| TASK DETAILS |
Copy every line that contains the string "Supply" from the entries below.

| MATERIALS PROVIDED |
------------------------------------------------------------

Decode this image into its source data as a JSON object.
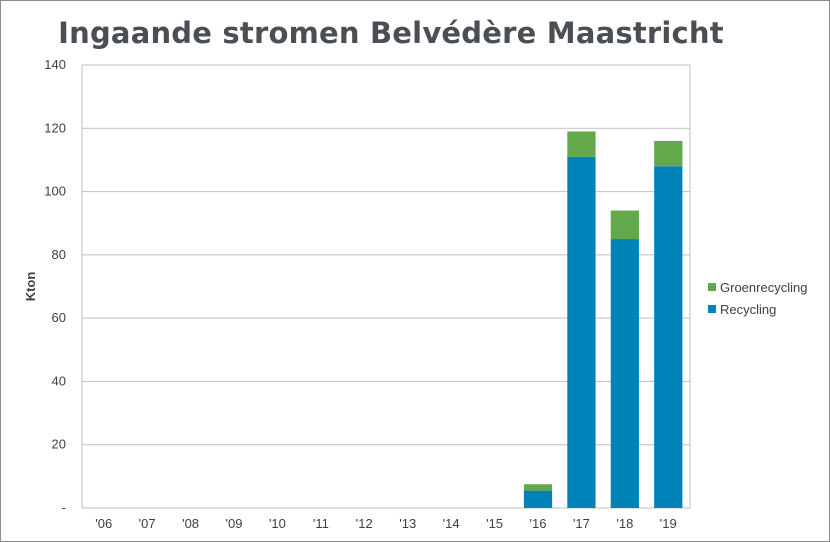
{
  "chart_data": {
    "type": "bar",
    "stacked": true,
    "title": "Ingaande stromen Belvédère Maastricht",
    "ylabel": "Kton",
    "xlabel": "",
    "ylim": [
      0,
      140
    ],
    "yticks": [
      0,
      20,
      40,
      60,
      80,
      100,
      120,
      140
    ],
    "ytick_labels": [
      "-",
      "20",
      "40",
      "60",
      "80",
      "100",
      "120",
      "140"
    ],
    "categories": [
      "'06",
      "'07",
      "'08",
      "'09",
      "'10",
      "'11",
      "'12",
      "'13",
      "'14",
      "'15",
      "'16",
      "'17",
      "'18",
      "'19"
    ],
    "series": [
      {
        "name": "Recycling",
        "color": "#0083b9",
        "values": [
          0,
          0,
          0,
          0,
          0,
          0,
          0,
          0,
          0,
          0,
          5.5,
          111,
          85,
          108
        ]
      },
      {
        "name": "Groenrecycling",
        "color": "#63a94b",
        "values": [
          0,
          0,
          0,
          0,
          0,
          0,
          0,
          0,
          0,
          0,
          2,
          8,
          9,
          8
        ]
      }
    ],
    "legend_order": [
      "Groenrecycling",
      "Recycling"
    ],
    "legend_position": "right",
    "grid": true,
    "gridline_color": "#bfbfbf"
  }
}
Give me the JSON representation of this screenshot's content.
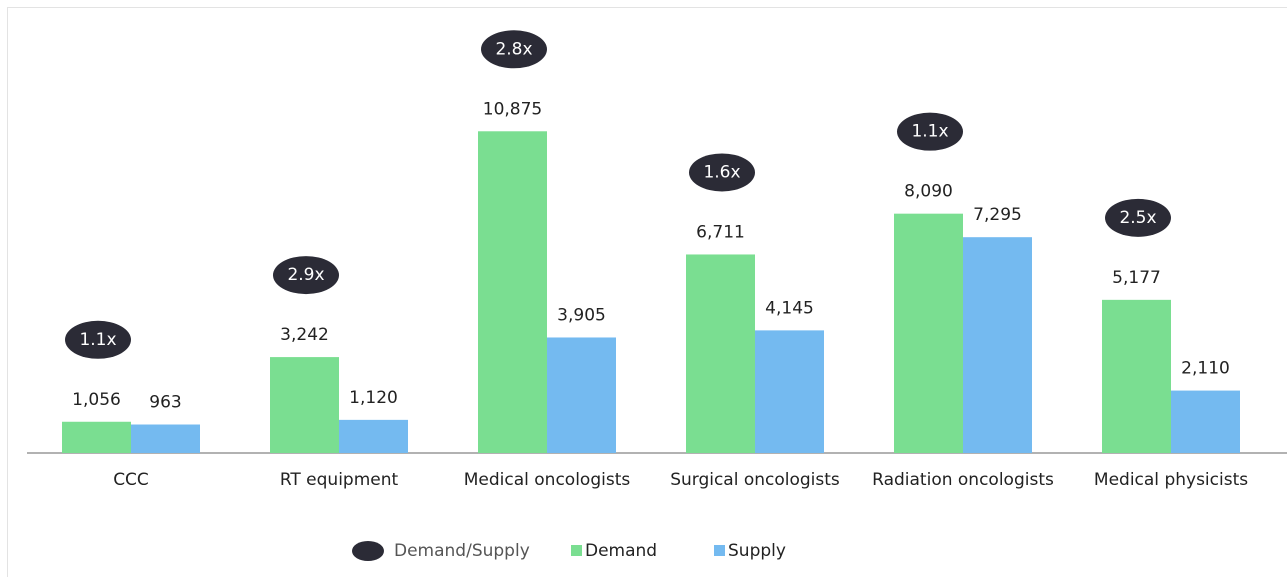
{
  "chart_data": {
    "type": "bar",
    "categories": [
      "CCC",
      "RT equipment",
      "Medical oncologists",
      "Surgical oncologists",
      "Radiation oncologists",
      "Medical physicists"
    ],
    "series": [
      {
        "name": "Demand",
        "color": "#7ade91",
        "values": [
          1056,
          3242,
          10875,
          6711,
          8090,
          5177
        ],
        "value_labels": [
          "1,056",
          "3,242",
          "10,875",
          "6,711",
          "8,090",
          "5,177"
        ]
      },
      {
        "name": "Supply",
        "color": "#74baf0",
        "values": [
          963,
          1120,
          3905,
          4145,
          7295,
          2110
        ],
        "value_labels": [
          "963",
          "1,120",
          "3,905",
          "4,145",
          "7,295",
          "2,110"
        ]
      }
    ],
    "annotations": [
      "1.1x",
      "2.9x",
      "2.8x",
      "1.6x",
      "1.1x",
      "2.5x"
    ],
    "annotation_legend": "Demand/Supply",
    "annotation_color": "#2b2b36",
    "ylim": [
      0,
      12000
    ]
  }
}
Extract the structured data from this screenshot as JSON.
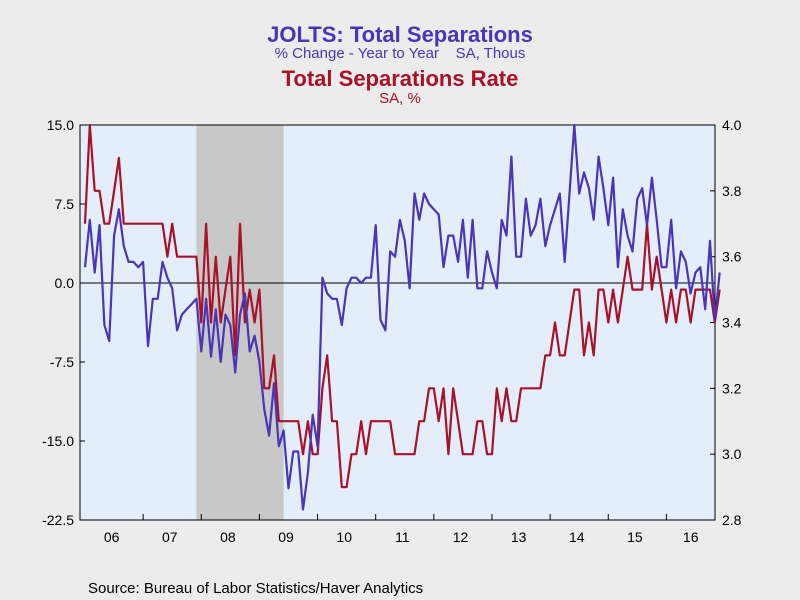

------------------------------------------------------------

| COMPLETE RESPONSE |
        "name": "Supply",
    "annotation_legend": "Demand/Supply",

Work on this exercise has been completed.